Stored data
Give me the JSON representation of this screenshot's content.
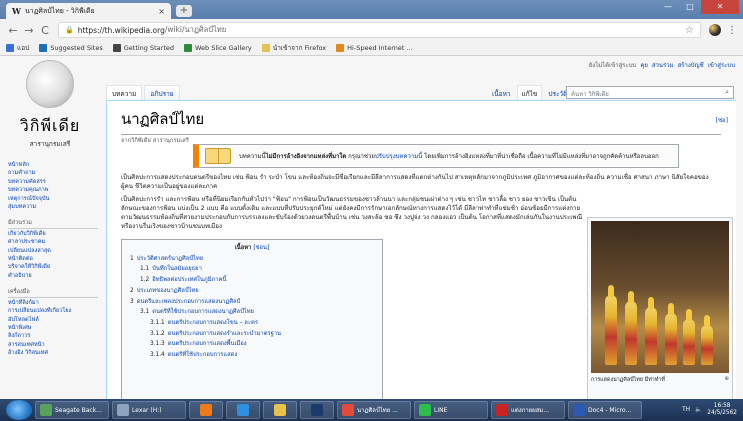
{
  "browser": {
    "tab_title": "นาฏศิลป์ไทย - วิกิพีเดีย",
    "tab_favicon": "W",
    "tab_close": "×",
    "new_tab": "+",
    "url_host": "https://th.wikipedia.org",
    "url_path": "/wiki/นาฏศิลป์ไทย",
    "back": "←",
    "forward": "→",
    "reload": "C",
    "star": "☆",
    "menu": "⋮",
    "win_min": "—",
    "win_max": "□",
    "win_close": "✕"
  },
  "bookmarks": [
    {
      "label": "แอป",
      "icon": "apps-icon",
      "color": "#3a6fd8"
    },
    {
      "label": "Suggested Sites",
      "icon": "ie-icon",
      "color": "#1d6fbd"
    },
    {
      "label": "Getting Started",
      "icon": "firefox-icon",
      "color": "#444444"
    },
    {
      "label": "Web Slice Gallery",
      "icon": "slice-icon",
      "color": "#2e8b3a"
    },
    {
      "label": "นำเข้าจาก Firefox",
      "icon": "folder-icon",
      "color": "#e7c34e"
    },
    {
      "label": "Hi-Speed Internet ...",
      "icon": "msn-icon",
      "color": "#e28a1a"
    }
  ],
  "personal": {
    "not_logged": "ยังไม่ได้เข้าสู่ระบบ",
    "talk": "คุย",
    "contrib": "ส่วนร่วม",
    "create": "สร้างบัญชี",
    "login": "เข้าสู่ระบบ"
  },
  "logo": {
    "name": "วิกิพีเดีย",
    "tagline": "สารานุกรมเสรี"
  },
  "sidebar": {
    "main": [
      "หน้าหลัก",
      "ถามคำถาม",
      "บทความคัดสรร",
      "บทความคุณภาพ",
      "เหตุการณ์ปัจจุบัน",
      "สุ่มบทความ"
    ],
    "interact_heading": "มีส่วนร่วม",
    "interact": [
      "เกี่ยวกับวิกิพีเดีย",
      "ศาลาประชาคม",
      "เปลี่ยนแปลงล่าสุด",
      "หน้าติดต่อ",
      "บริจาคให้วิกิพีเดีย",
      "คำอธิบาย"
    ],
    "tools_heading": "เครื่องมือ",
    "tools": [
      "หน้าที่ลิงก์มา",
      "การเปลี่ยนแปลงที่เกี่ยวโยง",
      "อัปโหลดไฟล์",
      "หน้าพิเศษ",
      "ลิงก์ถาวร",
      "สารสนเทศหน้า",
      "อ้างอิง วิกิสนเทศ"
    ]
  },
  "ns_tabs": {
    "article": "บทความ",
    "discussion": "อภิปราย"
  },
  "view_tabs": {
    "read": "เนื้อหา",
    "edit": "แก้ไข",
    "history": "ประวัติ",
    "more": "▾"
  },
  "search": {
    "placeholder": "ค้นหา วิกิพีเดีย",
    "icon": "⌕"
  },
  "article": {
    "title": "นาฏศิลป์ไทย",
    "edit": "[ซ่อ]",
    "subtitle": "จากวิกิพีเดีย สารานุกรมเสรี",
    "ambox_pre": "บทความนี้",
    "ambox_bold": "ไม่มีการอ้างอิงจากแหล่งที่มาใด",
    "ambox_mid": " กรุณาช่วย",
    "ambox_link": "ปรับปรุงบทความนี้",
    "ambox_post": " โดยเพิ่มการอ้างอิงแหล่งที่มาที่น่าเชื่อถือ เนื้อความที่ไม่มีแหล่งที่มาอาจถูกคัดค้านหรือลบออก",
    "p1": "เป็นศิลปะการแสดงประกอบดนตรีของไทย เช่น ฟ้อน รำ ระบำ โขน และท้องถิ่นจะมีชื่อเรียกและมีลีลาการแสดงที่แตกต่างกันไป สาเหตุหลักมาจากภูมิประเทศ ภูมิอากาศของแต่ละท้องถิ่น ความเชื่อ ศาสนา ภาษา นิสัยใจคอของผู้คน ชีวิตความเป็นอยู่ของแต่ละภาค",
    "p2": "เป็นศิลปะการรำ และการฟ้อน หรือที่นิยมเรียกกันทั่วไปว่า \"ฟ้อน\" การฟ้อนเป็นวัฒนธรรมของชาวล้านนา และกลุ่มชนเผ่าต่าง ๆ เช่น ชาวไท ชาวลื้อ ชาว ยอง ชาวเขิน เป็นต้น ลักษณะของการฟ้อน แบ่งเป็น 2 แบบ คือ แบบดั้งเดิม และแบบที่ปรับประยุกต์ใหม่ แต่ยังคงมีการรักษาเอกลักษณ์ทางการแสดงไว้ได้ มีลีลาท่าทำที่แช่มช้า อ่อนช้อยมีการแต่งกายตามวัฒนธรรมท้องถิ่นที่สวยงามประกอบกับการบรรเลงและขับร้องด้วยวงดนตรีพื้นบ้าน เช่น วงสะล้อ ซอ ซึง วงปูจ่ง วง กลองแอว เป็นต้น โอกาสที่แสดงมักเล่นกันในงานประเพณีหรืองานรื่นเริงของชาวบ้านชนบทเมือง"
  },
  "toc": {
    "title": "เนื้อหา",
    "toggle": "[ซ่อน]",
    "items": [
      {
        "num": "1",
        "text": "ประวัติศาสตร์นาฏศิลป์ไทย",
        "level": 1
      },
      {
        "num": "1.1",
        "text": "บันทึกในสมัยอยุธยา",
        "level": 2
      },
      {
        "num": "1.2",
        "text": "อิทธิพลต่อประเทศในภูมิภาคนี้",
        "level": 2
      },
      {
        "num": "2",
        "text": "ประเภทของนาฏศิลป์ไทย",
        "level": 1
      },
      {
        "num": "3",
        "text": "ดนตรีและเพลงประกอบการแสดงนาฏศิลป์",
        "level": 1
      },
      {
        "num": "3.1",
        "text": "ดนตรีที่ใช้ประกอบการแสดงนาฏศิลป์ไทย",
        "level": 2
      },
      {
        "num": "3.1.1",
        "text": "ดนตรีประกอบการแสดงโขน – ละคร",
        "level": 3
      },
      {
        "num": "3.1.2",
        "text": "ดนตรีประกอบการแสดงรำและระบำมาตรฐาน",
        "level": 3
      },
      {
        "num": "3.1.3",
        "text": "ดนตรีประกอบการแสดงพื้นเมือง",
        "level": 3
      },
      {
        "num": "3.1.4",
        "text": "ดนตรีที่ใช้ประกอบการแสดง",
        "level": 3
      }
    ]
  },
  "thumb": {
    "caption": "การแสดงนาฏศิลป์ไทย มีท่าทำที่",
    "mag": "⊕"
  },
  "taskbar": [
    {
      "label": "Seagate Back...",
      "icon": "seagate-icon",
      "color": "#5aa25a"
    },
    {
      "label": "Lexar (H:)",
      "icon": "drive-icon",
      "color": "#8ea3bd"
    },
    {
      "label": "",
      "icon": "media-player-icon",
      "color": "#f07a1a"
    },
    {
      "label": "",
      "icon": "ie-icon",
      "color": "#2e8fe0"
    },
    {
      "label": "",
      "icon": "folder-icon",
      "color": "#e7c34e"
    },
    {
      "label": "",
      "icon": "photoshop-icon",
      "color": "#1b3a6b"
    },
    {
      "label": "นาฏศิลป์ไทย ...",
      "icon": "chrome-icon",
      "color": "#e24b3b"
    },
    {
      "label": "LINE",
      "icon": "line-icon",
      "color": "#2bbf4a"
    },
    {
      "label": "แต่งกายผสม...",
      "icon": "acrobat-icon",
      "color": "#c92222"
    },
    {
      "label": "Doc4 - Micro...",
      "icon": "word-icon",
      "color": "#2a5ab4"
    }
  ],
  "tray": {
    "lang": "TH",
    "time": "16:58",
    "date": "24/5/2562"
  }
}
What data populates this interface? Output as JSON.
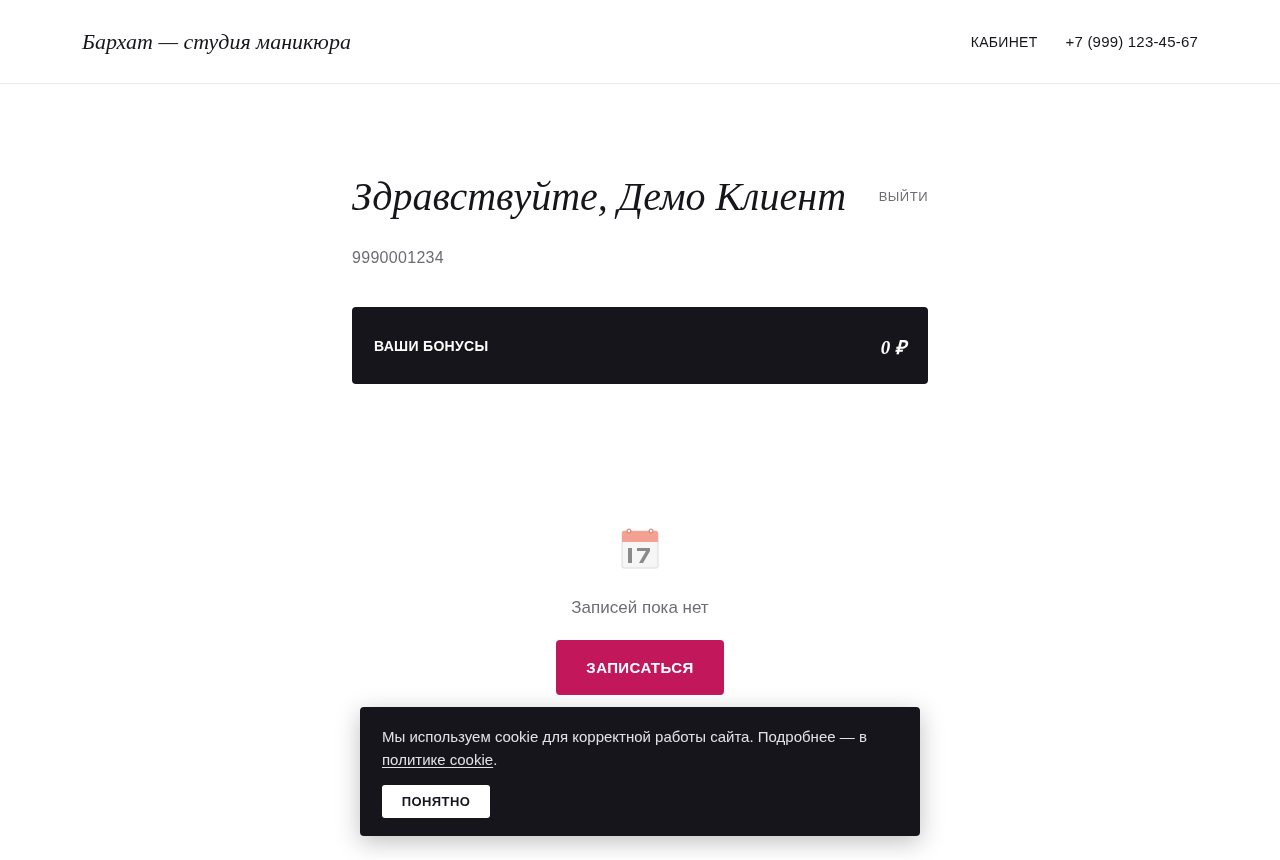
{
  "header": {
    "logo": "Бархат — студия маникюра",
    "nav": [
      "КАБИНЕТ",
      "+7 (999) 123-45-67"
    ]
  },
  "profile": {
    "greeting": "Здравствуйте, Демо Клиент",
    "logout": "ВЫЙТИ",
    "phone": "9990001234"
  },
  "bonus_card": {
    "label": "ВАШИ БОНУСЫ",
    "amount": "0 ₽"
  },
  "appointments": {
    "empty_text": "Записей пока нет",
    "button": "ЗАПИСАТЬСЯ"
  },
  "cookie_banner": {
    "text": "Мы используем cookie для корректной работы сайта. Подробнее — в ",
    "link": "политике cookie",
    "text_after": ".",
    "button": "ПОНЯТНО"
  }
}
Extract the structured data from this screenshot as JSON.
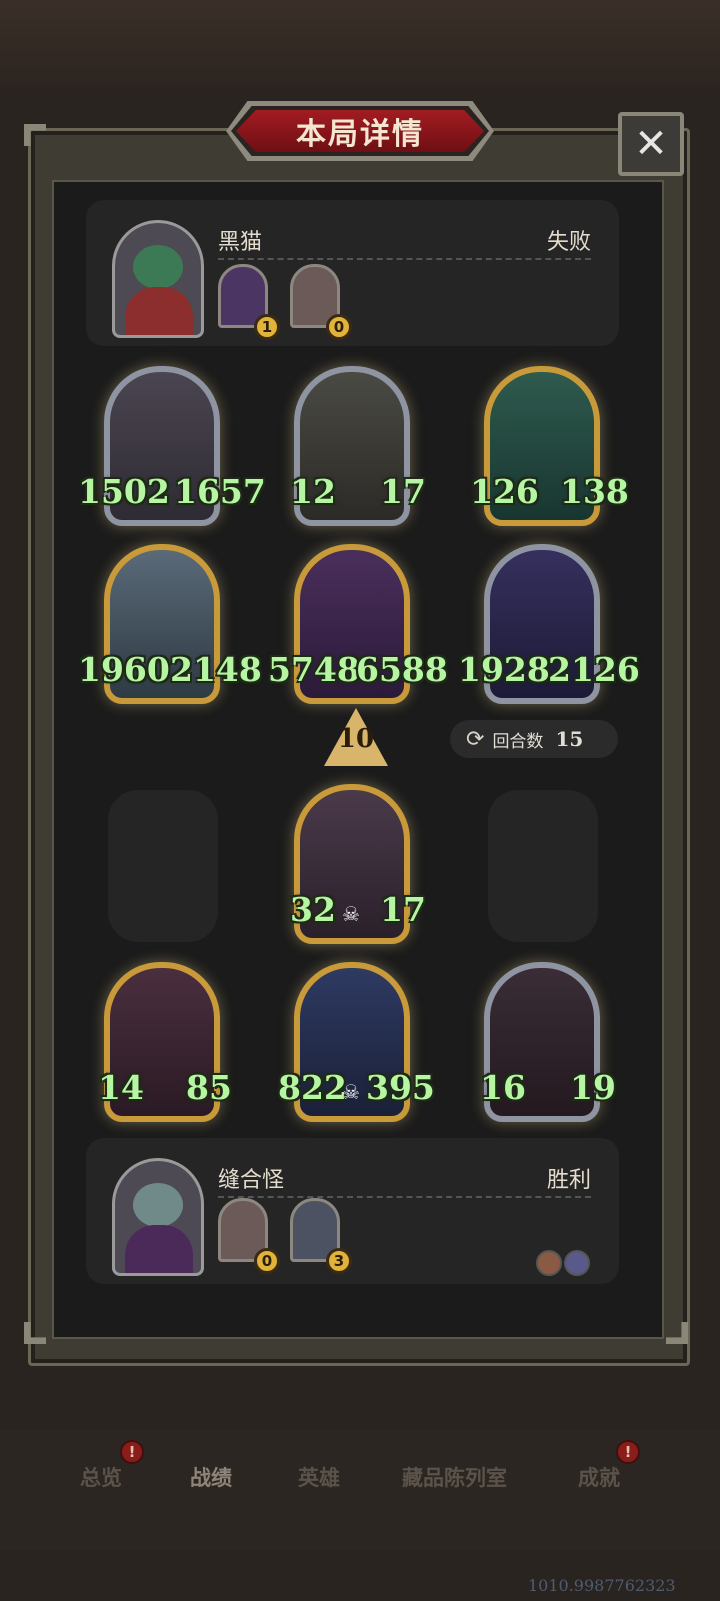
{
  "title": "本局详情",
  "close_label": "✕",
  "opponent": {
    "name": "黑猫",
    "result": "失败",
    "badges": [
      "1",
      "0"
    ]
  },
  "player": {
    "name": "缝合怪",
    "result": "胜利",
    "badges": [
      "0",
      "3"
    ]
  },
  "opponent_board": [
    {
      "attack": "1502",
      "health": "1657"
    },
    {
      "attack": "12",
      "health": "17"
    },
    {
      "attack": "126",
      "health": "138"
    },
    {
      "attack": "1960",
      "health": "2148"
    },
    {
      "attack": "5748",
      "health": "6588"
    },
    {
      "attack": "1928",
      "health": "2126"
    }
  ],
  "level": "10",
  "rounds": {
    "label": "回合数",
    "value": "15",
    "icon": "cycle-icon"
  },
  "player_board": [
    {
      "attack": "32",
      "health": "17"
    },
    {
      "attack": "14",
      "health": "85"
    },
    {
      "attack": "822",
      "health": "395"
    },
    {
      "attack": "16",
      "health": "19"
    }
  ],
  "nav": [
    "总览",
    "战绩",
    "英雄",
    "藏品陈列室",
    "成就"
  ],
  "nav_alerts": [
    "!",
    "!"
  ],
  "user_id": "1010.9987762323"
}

-- Goal --
Produce an exact copy of only those lines that run from the line with "Extract the structured" to the final line of the records, including both; exclude images.

-- Reply to the task --
Extract the structured data from this screenshot as JSON.
{
  "title": "本局详情",
  "close_label": "✕",
  "opponent": {
    "name": "黑猫",
    "result": "失败",
    "badges": [
      "1",
      "0"
    ]
  },
  "player": {
    "name": "缝合怪",
    "result": "胜利",
    "badges": [
      "0",
      "3"
    ]
  },
  "opponent_board": [
    {
      "attack": "1502",
      "health": "1657"
    },
    {
      "attack": "12",
      "health": "17"
    },
    {
      "attack": "126",
      "health": "138"
    },
    {
      "attack": "1960",
      "health": "2148"
    },
    {
      "attack": "5748",
      "health": "6588"
    },
    {
      "attack": "1928",
      "health": "2126"
    }
  ],
  "level": "10",
  "rounds": {
    "label": "回合数",
    "value": "15",
    "icon": "cycle-icon"
  },
  "player_board": [
    {
      "attack": "32",
      "health": "17"
    },
    {
      "attack": "14",
      "health": "85"
    },
    {
      "attack": "822",
      "health": "395"
    },
    {
      "attack": "16",
      "health": "19"
    }
  ],
  "nav": [
    "总览",
    "战绩",
    "英雄",
    "藏品陈列室",
    "成就"
  ],
  "nav_alerts": [
    "!",
    "!"
  ],
  "user_id": "1010.9987762323"
}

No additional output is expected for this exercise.